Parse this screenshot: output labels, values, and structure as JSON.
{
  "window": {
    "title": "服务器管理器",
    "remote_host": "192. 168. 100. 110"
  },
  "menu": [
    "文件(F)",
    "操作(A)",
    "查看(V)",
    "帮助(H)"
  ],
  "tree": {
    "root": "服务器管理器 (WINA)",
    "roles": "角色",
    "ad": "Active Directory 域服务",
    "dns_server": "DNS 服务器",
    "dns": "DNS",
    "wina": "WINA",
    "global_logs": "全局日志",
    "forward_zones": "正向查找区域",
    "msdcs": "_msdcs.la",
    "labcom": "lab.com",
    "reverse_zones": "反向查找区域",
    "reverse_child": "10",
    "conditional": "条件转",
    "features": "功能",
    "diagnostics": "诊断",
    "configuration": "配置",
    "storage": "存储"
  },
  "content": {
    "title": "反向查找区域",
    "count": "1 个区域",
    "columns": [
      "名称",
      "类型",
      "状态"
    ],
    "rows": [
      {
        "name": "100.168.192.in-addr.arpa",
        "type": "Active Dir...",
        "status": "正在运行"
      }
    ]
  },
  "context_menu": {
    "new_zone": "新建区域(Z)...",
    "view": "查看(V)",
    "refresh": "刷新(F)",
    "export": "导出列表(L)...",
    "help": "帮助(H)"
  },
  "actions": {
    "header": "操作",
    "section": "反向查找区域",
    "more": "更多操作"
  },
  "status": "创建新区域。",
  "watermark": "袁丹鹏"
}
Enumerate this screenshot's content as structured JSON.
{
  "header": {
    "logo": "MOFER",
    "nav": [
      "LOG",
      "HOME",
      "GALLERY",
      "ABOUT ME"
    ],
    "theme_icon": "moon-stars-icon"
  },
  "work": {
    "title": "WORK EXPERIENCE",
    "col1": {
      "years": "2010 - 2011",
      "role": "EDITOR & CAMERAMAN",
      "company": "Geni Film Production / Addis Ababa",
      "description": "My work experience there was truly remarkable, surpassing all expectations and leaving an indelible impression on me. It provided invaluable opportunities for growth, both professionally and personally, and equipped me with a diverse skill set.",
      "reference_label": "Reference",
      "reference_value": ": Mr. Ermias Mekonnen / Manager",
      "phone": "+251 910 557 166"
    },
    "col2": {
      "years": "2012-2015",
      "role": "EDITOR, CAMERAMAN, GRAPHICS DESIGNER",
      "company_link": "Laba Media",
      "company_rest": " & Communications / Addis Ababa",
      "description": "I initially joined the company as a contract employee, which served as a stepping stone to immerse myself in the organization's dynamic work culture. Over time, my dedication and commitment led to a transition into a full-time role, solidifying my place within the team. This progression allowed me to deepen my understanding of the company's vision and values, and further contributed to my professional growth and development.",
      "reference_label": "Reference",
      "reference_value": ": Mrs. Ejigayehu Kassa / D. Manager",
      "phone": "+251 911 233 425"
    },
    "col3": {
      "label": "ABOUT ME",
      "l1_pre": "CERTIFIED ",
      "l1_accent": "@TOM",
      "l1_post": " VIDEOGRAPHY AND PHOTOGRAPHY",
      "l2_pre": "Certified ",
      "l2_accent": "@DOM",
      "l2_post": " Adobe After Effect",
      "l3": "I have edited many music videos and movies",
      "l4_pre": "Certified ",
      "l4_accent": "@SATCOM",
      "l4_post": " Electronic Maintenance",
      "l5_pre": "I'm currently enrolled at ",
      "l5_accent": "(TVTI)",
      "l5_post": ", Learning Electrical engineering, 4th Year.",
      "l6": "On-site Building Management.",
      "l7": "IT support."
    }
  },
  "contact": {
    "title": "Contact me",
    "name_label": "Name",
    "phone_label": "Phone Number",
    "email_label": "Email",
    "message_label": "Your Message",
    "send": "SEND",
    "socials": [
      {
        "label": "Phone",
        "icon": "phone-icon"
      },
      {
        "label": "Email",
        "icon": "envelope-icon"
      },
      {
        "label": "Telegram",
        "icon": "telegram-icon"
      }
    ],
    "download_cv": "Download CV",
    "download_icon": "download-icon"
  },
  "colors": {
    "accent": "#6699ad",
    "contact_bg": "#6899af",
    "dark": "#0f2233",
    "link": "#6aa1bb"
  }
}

### Aim of the task
Transcribe each entry precisely, missing none.

### Response for this exercise
Parse this screenshot: output labels, values, and structure as JSON.
{
  "window": {
    "title": "服务器管理器",
    "remote_host": "192. 168. 100. 110"
  },
  "menu": [
    "文件(F)",
    "操作(A)",
    "查看(V)",
    "帮助(H)"
  ],
  "tree": {
    "root": "服务器管理器 (WINA)",
    "roles": "角色",
    "ad": "Active Directory 域服务",
    "dns_server": "DNS 服务器",
    "dns": "DNS",
    "wina": "WINA",
    "global_logs": "全局日志",
    "forward_zones": "正向查找区域",
    "msdcs": "_msdcs.la",
    "labcom": "lab.com",
    "reverse_zones": "反向查找区域",
    "reverse_child": "10",
    "conditional": "条件转",
    "features": "功能",
    "diagnostics": "诊断",
    "configuration": "配置",
    "storage": "存储"
  },
  "content": {
    "title": "反向查找区域",
    "count": "1 个区域",
    "columns": [
      "名称",
      "类型",
      "状态"
    ],
    "rows": [
      {
        "name": "100.168.192.in-addr.arpa",
        "type": "Active Dir...",
        "status": "正在运行"
      }
    ]
  },
  "context_menu": {
    "new_zone": "新建区域(Z)...",
    "view": "查看(V)",
    "refresh": "刷新(F)",
    "export": "导出列表(L)...",
    "help": "帮助(H)"
  },
  "actions": {
    "header": "操作",
    "section": "反向查找区域",
    "more": "更多操作"
  },
  "status": "创建新区域。",
  "watermark": "袁丹鹏"
}
Enumerate this screenshot's content as structured JSON.
{
  "header": {
    "logo": "MOFER",
    "nav": [
      "LOG",
      "HOME",
      "GALLERY",
      "ABOUT ME"
    ],
    "theme_icon": "moon-stars-icon"
  },
  "work": {
    "title": "WORK EXPERIENCE",
    "col1": {
      "years": "2010 - 2011",
      "role": "EDITOR & CAMERAMAN",
      "company": "Geni Film Production / Addis Ababa",
      "description": "My work experience there was truly remarkable, surpassing all expectations and leaving an indelible impression on me. It provided invaluable opportunities for growth, both professionally and personally, and equipped me with a diverse skill set.",
      "reference_label": "Reference",
      "reference_value": ": Mr. Ermias Mekonnen / Manager",
      "phone": "+251 910 557 166"
    },
    "col2": {
      "years": "2012-2015",
      "role": "EDITOR, CAMERAMAN, GRAPHICS DESIGNER",
      "company_link": "Laba Media",
      "company_rest": " & Communications / Addis Ababa",
      "description": "I initially joined the company as a contract employee, which served as a stepping stone to immerse myself in the organization's dynamic work culture. Over time, my dedication and commitment led to a transition into a full-time role, solidifying my place within the team. This progression allowed me to deepen my understanding of the company's vision and values, and further contributed to my professional growth and development.",
      "reference_label": "Reference",
      "reference_value": ": Mrs. Ejigayehu Kassa / D. Manager",
      "phone": "+251 911 233 425"
    },
    "col3": {
      "label": "ABOUT ME",
      "l1_pre": "CERTIFIED ",
      "l1_accent": "@TOM",
      "l1_post": " VIDEOGRAPHY AND PHOTOGRAPHY",
      "l2_pre": "Certified ",
      "l2_accent": "@DOM",
      "l2_post": " Adobe After Effect",
      "l3": "I have edited many music videos and movies",
      "l4_pre": "Certified ",
      "l4_accent": "@SATCOM",
      "l4_post": " Electronic Maintenance",
      "l5_pre": "I'm currently enrolled at ",
      "l5_accent": "(TVTI)",
      "l5_post": ", Learning Electrical engineering, 4th Year.",
      "l6": "On-site Building Management.",
      "l7": "IT support."
    }
  },
  "contact": {
    "title": "Contact me",
    "name_label": "Name",
    "phone_label": "Phone Number",
    "email_label": "Email",
    "message_label": "Your Message",
    "send": "SEND",
    "socials": [
      {
        "label": "Phone",
        "icon": "phone-icon"
      },
      {
        "label": "Email",
        "icon": "envelope-icon"
      },
      {
        "label": "Telegram",
        "icon": "telegram-icon"
      }
    ],
    "download_cv": "Download CV",
    "download_icon": "download-icon"
  },
  "colors": {
    "accent": "#6699ad",
    "contact_bg": "#6899af",
    "dark": "#0f2233",
    "link": "#6aa1bb"
  }
}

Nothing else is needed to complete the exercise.